WORK INSTRUCTIONS: From the listing below, extract each line containing the string "data".

TASK INPUT:
********

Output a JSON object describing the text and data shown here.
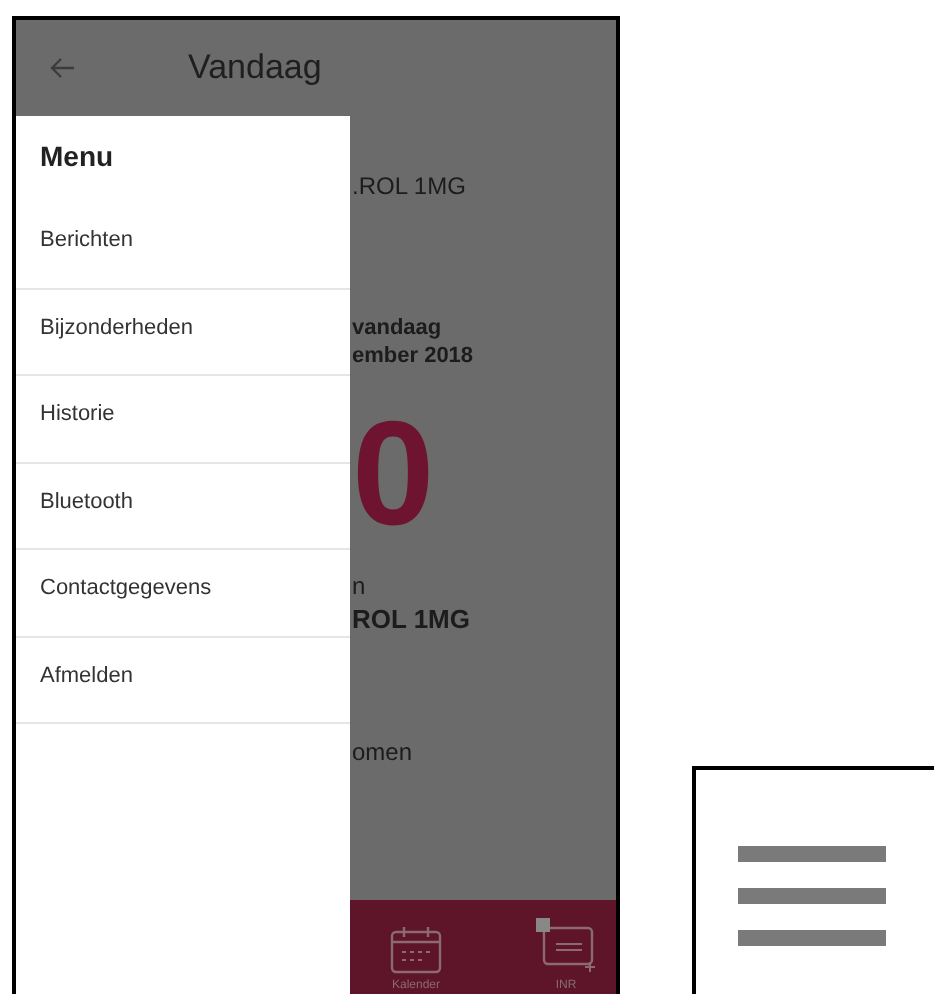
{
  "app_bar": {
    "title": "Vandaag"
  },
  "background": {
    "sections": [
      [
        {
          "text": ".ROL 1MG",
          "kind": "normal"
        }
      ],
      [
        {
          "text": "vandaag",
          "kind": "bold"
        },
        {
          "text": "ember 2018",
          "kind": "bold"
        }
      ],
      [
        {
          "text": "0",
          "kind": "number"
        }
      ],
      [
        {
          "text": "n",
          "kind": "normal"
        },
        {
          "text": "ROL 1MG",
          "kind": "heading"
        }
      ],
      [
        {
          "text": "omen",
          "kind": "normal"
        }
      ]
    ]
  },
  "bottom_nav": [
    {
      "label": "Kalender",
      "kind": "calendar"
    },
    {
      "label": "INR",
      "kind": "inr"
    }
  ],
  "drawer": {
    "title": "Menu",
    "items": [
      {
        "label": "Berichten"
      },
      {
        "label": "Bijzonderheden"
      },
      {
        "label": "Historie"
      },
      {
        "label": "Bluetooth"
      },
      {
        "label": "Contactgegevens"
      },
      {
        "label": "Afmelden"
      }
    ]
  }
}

********

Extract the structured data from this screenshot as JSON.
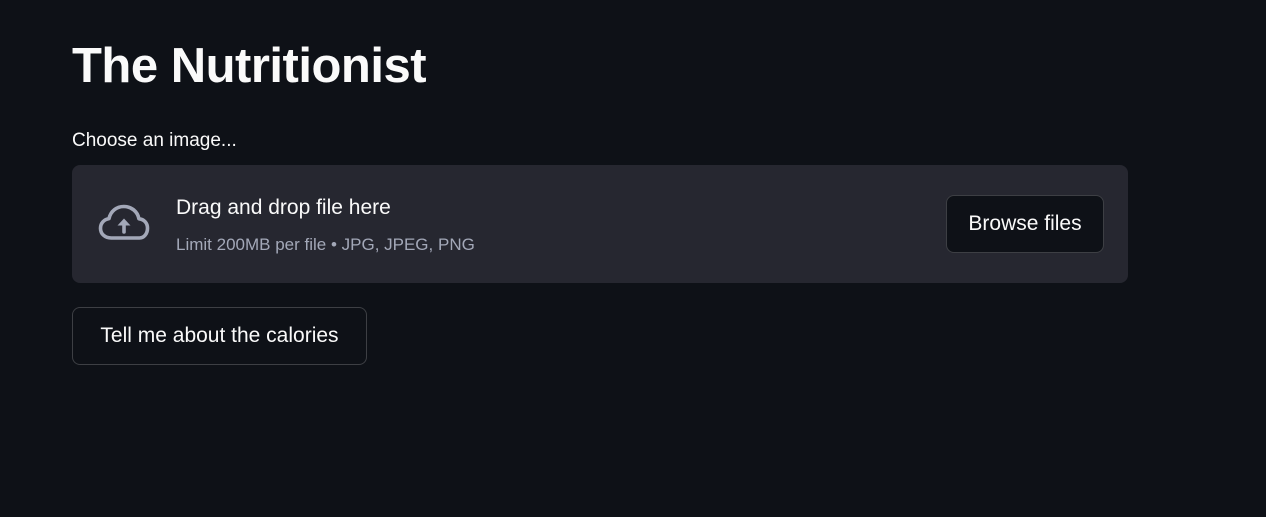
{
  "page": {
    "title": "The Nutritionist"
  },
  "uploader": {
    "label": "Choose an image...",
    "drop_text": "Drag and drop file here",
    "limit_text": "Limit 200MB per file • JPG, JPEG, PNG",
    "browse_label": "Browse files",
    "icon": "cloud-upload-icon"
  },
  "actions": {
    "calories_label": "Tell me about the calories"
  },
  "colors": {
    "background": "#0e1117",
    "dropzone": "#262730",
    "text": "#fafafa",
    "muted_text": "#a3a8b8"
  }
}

********

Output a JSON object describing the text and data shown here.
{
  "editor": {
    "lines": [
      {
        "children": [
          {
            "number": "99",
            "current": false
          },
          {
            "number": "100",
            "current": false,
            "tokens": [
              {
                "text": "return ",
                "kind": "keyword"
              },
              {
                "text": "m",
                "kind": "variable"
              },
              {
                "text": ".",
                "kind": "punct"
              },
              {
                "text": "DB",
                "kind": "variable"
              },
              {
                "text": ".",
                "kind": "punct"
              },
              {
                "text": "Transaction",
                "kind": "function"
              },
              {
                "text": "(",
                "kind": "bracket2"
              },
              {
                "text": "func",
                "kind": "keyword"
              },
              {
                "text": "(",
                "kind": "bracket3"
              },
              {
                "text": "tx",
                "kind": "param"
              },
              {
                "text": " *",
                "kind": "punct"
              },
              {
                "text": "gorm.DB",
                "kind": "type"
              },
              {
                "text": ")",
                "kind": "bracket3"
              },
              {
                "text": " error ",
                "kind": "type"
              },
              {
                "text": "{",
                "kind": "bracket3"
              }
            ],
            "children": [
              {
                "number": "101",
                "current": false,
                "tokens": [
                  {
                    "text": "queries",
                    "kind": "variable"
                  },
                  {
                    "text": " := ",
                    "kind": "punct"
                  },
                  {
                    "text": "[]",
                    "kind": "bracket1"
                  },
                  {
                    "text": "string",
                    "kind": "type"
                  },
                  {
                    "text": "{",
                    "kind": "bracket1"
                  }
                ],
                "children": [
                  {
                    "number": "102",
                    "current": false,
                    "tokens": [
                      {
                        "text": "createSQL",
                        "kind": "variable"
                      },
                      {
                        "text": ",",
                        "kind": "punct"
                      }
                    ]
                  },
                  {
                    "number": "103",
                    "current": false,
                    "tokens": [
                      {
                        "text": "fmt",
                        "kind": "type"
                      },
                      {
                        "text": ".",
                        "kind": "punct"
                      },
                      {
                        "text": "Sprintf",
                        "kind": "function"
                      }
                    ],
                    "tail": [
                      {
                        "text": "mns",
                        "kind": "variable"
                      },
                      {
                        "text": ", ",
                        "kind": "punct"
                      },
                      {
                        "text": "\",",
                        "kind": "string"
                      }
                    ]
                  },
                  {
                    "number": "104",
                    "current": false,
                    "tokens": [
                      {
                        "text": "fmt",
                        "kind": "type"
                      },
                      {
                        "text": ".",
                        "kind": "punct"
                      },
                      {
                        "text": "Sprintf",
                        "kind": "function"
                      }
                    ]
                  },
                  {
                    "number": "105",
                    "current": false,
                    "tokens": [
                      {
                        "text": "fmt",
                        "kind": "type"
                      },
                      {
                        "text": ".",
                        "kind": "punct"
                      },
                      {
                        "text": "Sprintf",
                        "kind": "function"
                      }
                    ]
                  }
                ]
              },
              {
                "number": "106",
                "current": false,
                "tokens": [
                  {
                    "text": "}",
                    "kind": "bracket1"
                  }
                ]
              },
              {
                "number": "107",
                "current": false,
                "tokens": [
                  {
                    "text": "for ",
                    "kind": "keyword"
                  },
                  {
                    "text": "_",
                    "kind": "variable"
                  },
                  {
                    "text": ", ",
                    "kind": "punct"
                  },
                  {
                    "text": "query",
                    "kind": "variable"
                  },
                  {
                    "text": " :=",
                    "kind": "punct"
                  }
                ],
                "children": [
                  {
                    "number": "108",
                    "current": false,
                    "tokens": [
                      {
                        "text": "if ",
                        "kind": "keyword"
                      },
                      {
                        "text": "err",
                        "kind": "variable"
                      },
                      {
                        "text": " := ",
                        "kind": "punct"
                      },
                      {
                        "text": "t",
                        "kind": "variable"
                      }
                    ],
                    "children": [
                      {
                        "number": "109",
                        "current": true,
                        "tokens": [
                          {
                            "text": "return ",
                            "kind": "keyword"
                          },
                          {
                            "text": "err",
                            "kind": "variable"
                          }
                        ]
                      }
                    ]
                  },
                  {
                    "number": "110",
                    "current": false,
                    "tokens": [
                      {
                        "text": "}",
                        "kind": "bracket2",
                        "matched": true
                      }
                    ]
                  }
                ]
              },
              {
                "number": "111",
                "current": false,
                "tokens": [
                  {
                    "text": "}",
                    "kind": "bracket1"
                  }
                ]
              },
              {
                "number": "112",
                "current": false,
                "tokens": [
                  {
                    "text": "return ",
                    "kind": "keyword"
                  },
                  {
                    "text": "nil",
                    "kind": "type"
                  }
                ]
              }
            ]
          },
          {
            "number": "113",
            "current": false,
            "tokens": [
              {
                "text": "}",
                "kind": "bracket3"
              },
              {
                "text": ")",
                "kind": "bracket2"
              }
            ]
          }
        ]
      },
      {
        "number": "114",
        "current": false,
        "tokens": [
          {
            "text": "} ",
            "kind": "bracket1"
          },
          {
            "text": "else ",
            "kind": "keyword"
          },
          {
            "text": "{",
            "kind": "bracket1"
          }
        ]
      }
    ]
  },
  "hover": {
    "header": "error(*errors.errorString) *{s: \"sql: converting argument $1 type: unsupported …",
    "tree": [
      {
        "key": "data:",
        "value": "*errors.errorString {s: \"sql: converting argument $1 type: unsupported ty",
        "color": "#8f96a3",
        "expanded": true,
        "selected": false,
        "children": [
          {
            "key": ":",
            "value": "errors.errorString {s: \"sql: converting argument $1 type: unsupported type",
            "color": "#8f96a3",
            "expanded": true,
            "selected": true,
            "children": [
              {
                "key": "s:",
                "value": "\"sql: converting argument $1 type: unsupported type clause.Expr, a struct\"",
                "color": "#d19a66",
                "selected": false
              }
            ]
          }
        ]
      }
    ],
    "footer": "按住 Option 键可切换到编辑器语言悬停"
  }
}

********

ANSWER TO THE TASK:
Output a JSON object describing the text and data shown here.
Extract the structured data from this screenshot as JSON.
Output a JSON object describing the text and data shown here.
        "key": "data:",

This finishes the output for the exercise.